* Estratto della fonte *
>>>>

ITALIA SCONFORTANTE, ITALIA SCONFORTATA

La prima sensazione – tutt’altro che gradevole – è quella di una grande confusione. Come se si cercasse di ragionare mentre si è bevuto troppo, oppure mentre imperversa una tempesta. Viene voglia di parafrasare una brillantissima definizione della political correctness: “La correttezza politica è la capacità di prendere un pezzo di merda dalla sua estremità pulita”. Nello stesso modo, a proposito delle elezioni di ieri, si potrebbe dire che il problema è “prendere questa nebbia dalla sua estremità trasparente”.
Non esistono maggioranze chiare. Un governo si potrebbe formare con un’alleanza di centro e M5s, sinistra e M5s, centro e sinistra. Oppure potrebbe chiedere la fiducia un governo di minoranza. Oppure si potrebbe tornare a nuove elezioni magari per poi, come nel Gioco dell’Oca, tornare alla casella di partenza. E come mai tanta parte degli italiani ha votato per il M5s, fino a farne con margine il primo partito d’Italia, se si tratta di una formazione priva di idee, priva di programmi e perfino priva di un leader credibile? Non si può dire che manchino gli interrogativi.
E tuttavia, alla fine, quando il cervello si rassegna alla propria impotenza, albeggia una conclusione. La netta sconfitta del Pd – che sarebbe rimasta una sconfitta anche senza la secessione di Liberi e Uguali – significa che l’Italia è scontenta di come la sinistra ha guidato il Paese. Né basta il chiaro rigetto di Renzi e del suo stile, a spiegare il risultato negativo: infatti è stato sconfitto anche Franceschini, che nessuno ha confuso con un fervente renziano e nessuno accusa di aver fatto male la sua parte di ministro. Non si può che ripeterlo: il Paese è scontento di come la sinistra ha governato, ma forse non si è chiesto se qualcuno avrebbe potuto far di meglio. Ma, si sa, in politica va così.
Posto che gli italiani siano molto scontenti, che indicazione danno, per il futuro? La risposta a questa domanda finisce col gettare una luce sul senso di queste elezioni. Gli italiani non danno indicazioni. Se si cedesse alla tentazione della volgarità, si potrebbe dire che il messaggio di oltre la metà dei votanti è il “Vaffanculo” di Grillo. Infatti chi vota per il M5s vota per l’antipolitica, per il sogno da una parte e per la vendetta dall’altra. Chi vota per il centrodestra dà la maggioranza alla Lega piuttosto che a Forza Italia, e questo ha un preciso significato. Anche gli elettori di centrodestra, per definizione e per tradizione moderati, oggi preferiscono, ad un diverso programma di governo, la protesta irrealista, radicale e a volte volgare. Votano per rimandare a casa 600.000 clandestini , quando si sa che è impossibile, sia perché a volte neanche sappiamo come si chiamino realmente e da dove vengano, sia perché i loro Paesi di provenienza non li rivogliono indietro. Votano contro la legge Fornero, quando si creerebbe un tale buco, nel bilancio, che non ce lo potremmo permettere. Gridano: “Votiamo contro l’Europa”, quando è l’Europa che ci ha impedito di fallire e ci ha permesso anche di pagare molti miliardi in meno, per gli interessi sul debito pubblico.

<<<<

* Estratti dei dati *
>>>>

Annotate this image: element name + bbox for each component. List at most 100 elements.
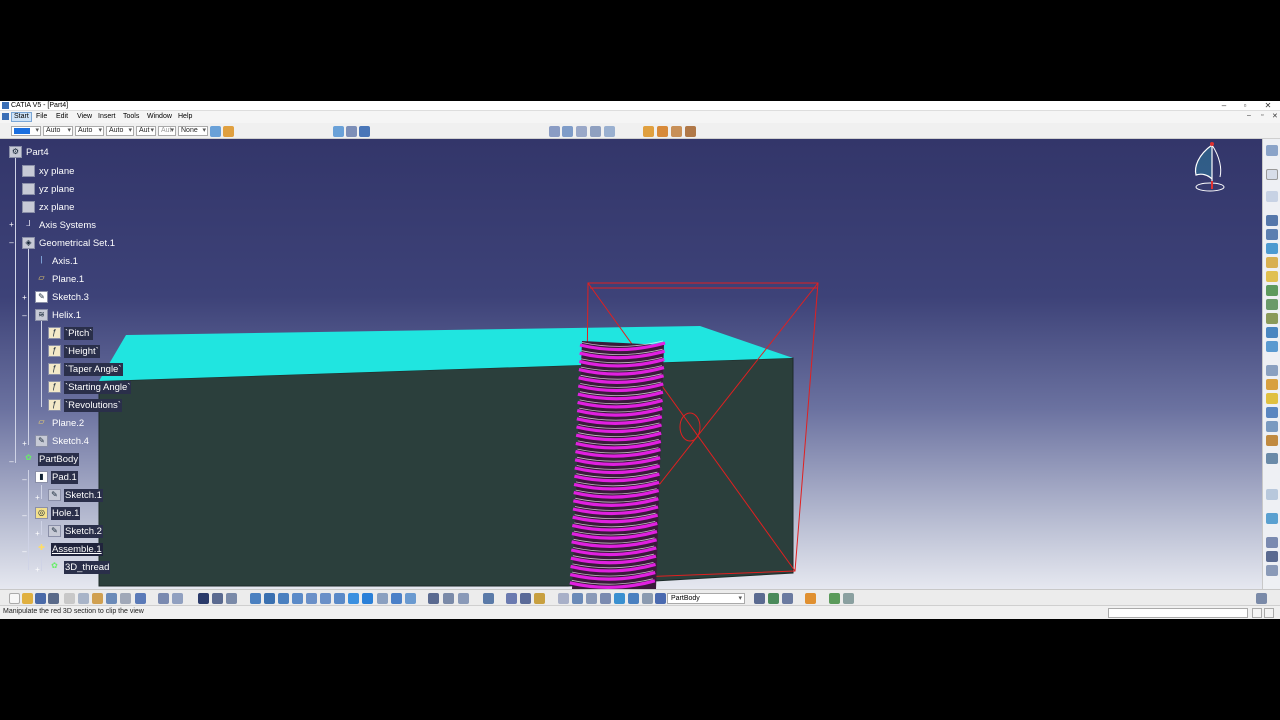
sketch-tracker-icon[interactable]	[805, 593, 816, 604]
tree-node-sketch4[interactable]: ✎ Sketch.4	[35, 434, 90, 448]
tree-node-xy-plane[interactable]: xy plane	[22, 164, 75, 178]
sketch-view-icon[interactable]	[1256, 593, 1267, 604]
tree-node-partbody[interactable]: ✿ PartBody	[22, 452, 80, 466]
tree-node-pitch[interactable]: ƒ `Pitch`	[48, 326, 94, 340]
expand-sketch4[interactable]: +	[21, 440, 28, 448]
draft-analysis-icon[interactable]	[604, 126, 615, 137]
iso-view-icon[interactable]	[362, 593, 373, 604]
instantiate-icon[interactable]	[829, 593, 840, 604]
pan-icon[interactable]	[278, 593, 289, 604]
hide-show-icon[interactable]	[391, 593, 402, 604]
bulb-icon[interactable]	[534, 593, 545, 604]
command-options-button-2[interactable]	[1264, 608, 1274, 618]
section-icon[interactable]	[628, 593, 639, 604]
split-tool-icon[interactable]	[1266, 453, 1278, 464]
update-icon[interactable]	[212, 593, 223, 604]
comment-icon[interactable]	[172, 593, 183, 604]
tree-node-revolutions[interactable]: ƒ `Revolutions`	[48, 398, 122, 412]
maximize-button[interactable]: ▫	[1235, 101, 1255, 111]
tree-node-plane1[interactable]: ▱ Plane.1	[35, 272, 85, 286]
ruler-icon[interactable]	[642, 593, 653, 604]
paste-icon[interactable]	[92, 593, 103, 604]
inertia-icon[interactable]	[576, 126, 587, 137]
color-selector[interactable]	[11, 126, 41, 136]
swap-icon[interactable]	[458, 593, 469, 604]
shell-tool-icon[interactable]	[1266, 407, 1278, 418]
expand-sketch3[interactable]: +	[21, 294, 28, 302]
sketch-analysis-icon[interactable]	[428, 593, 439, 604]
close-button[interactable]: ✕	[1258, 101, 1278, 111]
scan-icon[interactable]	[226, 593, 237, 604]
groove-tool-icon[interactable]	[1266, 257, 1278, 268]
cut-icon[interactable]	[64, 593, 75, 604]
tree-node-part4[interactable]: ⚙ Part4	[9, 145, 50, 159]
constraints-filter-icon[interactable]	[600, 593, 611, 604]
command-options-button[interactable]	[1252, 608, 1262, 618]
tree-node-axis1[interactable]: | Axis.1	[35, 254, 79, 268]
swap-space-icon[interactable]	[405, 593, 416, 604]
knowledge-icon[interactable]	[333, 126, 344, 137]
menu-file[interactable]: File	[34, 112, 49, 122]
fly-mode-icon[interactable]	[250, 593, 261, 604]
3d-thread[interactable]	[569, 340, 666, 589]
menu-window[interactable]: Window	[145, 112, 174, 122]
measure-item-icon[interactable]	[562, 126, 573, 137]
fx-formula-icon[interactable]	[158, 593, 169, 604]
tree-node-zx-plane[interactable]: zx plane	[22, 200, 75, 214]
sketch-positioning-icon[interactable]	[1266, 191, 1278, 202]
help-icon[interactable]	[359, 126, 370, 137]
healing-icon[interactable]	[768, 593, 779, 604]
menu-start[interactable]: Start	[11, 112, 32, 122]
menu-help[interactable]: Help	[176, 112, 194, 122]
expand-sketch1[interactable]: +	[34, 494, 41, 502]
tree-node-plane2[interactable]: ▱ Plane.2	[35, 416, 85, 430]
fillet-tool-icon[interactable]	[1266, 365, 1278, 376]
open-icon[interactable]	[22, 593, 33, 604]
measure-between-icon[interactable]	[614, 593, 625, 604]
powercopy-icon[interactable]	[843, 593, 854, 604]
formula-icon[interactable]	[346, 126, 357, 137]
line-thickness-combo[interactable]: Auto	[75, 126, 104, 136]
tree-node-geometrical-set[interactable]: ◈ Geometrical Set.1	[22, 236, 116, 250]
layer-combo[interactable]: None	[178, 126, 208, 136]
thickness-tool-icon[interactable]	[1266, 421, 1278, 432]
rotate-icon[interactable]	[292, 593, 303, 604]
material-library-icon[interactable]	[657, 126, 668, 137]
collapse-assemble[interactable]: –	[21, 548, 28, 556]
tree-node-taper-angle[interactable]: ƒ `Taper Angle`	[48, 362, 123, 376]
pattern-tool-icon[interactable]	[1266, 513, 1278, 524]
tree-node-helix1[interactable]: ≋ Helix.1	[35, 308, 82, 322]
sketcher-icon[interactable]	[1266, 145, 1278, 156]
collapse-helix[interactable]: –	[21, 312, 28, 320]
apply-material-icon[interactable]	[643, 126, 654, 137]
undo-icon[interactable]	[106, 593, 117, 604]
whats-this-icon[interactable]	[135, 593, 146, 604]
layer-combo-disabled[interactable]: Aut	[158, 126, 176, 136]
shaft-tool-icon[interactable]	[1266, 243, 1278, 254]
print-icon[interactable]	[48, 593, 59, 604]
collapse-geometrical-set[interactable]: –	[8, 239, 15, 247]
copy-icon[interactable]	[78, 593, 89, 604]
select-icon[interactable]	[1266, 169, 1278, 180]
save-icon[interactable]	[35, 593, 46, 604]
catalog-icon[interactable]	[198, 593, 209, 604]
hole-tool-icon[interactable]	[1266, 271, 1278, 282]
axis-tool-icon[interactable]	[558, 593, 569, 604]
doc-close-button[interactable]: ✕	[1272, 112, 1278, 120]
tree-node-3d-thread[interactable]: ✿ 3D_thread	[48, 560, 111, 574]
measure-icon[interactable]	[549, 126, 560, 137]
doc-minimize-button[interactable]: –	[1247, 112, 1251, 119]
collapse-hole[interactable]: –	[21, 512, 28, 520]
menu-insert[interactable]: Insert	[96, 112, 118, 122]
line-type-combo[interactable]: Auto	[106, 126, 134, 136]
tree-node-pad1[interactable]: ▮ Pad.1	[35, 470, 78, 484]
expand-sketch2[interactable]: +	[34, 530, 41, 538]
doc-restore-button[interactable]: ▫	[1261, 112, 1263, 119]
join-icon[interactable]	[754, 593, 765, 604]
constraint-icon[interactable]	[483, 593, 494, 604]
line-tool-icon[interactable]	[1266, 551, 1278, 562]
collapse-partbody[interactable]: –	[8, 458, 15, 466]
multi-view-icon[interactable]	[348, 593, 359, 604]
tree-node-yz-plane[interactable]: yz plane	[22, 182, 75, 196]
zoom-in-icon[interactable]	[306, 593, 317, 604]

<<<<

* Da fare *
1/ Secondo l'articolo sulle elezioni, quale formazione è diventata il primo partito d'Italia?
2/ Riassumi in due frasi l'articolo sulle elezioni.
3/ Trascrivi dall'articolo sulle elezioni la parte che inizia con le parole "Non esistono maggioranze" e termina con "manchino gli interrogativi.".

* Risultati *
1/ Il M5s, che è diventato con margine il primo partito d'Italia.

2/ Il voto ha lasciato una grande confusione e nessuna maggioranza chiara, mentre la netta sconfitta del Pd mostra che l'Italia è scontenta di come la sinistra ha guidato il Paese. Gli elettori non danno indicazioni per il futuro e preferiscono la protesta: chi vota M5s sceglie l'antipolitica, e nel centrodestra la maggioranza va alla Lega piuttosto che a Forza Italia.

3/
Non esistono maggioranze chiare. Un governo si potrebbe formare con un’alleanza di centro e M5s, sinistra e M5s, centro e sinistra. Oppure potrebbe chiedere la fiducia un governo di minoranza. Oppure si potrebbe tornare a nuove elezioni magari per poi, come nel Gioco dell’Oca, tornare alla casella di partenza. E come mai tanta parte degli italiani ha votato per il M5s, fino a farne con margine il primo partito d’Italia, se si tratta di una formazione priva di idee, priva di programmi e perfino priva di un leader credibile? Non si può dire che manchino gli interrogativi.